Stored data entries
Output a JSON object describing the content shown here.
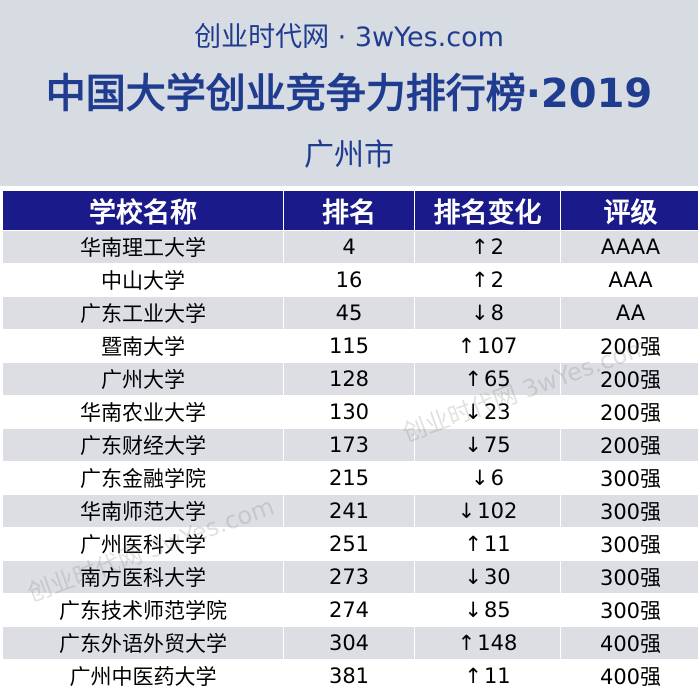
{
  "header": {
    "site": "创业时代网 · 3wYes.com",
    "title": "中国大学创业竞争力排行榜·2019",
    "city": "广州市"
  },
  "table": {
    "columns": [
      "学校名称",
      "排名",
      "排名变化",
      "评级"
    ],
    "rows": [
      {
        "name": "华南理工大学",
        "rank": "4",
        "dir": "↑",
        "change": "2",
        "grade": "AAAA"
      },
      {
        "name": "中山大学",
        "rank": "16",
        "dir": "↑",
        "change": "2",
        "grade": "AAA"
      },
      {
        "name": "广东工业大学",
        "rank": "45",
        "dir": "↓",
        "change": "8",
        "grade": "AA"
      },
      {
        "name": "暨南大学",
        "rank": "115",
        "dir": "↑",
        "change": "107",
        "grade": "200强"
      },
      {
        "name": "广州大学",
        "rank": "128",
        "dir": "↑",
        "change": "65",
        "grade": "200强"
      },
      {
        "name": "华南农业大学",
        "rank": "130",
        "dir": "↓",
        "change": "23",
        "grade": "200强"
      },
      {
        "name": "广东财经大学",
        "rank": "173",
        "dir": "↓",
        "change": "75",
        "grade": "200强"
      },
      {
        "name": "广东金融学院",
        "rank": "215",
        "dir": "↓",
        "change": "6",
        "grade": "300强"
      },
      {
        "name": "华南师范大学",
        "rank": "241",
        "dir": "↓",
        "change": "102",
        "grade": "300强"
      },
      {
        "name": "广州医科大学",
        "rank": "251",
        "dir": "↑",
        "change": "11",
        "grade": "300强"
      },
      {
        "name": "南方医科大学",
        "rank": "273",
        "dir": "↓",
        "change": "30",
        "grade": "300强"
      },
      {
        "name": "广东技术师范学院",
        "rank": "274",
        "dir": "↓",
        "change": "85",
        "grade": "300强"
      },
      {
        "name": "广东外语外贸大学",
        "rank": "304",
        "dir": "↑",
        "change": "148",
        "grade": "400强"
      },
      {
        "name": "广州中医药大学",
        "rank": "381",
        "dir": "↑",
        "change": "11",
        "grade": "400强"
      }
    ]
  },
  "watermark": "创业时代网 3wYes.com",
  "colors": {
    "header_bg": "#d7dce3",
    "title_text": "#1f3c8f",
    "table_header_bg": "#1a1a8a",
    "row_alt_bg": "#dcdee3"
  }
}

• _DESCRIPTION OF THE TASK_
Retype the records exactly. Any image in them should not appear in what you write.

• _ANSWER TO THE PROBLEM_
Output a JSON object describing the content shown here.
{
  "header": {
    "site": "创业时代网 · 3wYes.com",
    "title": "中国大学创业竞争力排行榜·2019",
    "city": "广州市"
  },
  "table": {
    "columns": [
      "学校名称",
      "排名",
      "排名变化",
      "评级"
    ],
    "rows": [
      {
        "name": "华南理工大学",
        "rank": "4",
        "dir": "↑",
        "change": "2",
        "grade": "AAAA"
      },
      {
        "name": "中山大学",
        "rank": "16",
        "dir": "↑",
        "change": "2",
        "grade": "AAA"
      },
      {
        "name": "广东工业大学",
        "rank": "45",
        "dir": "↓",
        "change": "8",
        "grade": "AA"
      },
      {
        "name": "暨南大学",
        "rank": "115",
        "dir": "↑",
        "change": "107",
        "grade": "200强"
      },
      {
        "name": "广州大学",
        "rank": "128",
        "dir": "↑",
        "change": "65",
        "grade": "200强"
      },
      {
        "name": "华南农业大学",
        "rank": "130",
        "dir": "↓",
        "change": "23",
        "grade": "200强"
      },
      {
        "name": "广东财经大学",
        "rank": "173",
        "dir": "↓",
        "change": "75",
        "grade": "200强"
      },
      {
        "name": "广东金融学院",
        "rank": "215",
        "dir": "↓",
        "change": "6",
        "grade": "300强"
      },
      {
        "name": "华南师范大学",
        "rank": "241",
        "dir": "↓",
        "change": "102",
        "grade": "300强"
      },
      {
        "name": "广州医科大学",
        "rank": "251",
        "dir": "↑",
        "change": "11",
        "grade": "300强"
      },
      {
        "name": "南方医科大学",
        "rank": "273",
        "dir": "↓",
        "change": "30",
        "grade": "300强"
      },
      {
        "name": "广东技术师范学院",
        "rank": "274",
        "dir": "↓",
        "change": "85",
        "grade": "300强"
      },
      {
        "name": "广东外语外贸大学",
        "rank": "304",
        "dir": "↑",
        "change": "148",
        "grade": "400强"
      },
      {
        "name": "广州中医药大学",
        "rank": "381",
        "dir": "↑",
        "change": "11",
        "grade": "400强"
      }
    ]
  },
  "watermark": "创业时代网 3wYes.com",
  "colors": {
    "header_bg": "#d7dce3",
    "title_text": "#1f3c8f",
    "table_header_bg": "#1a1a8a",
    "row_alt_bg": "#dcdee3"
  }
}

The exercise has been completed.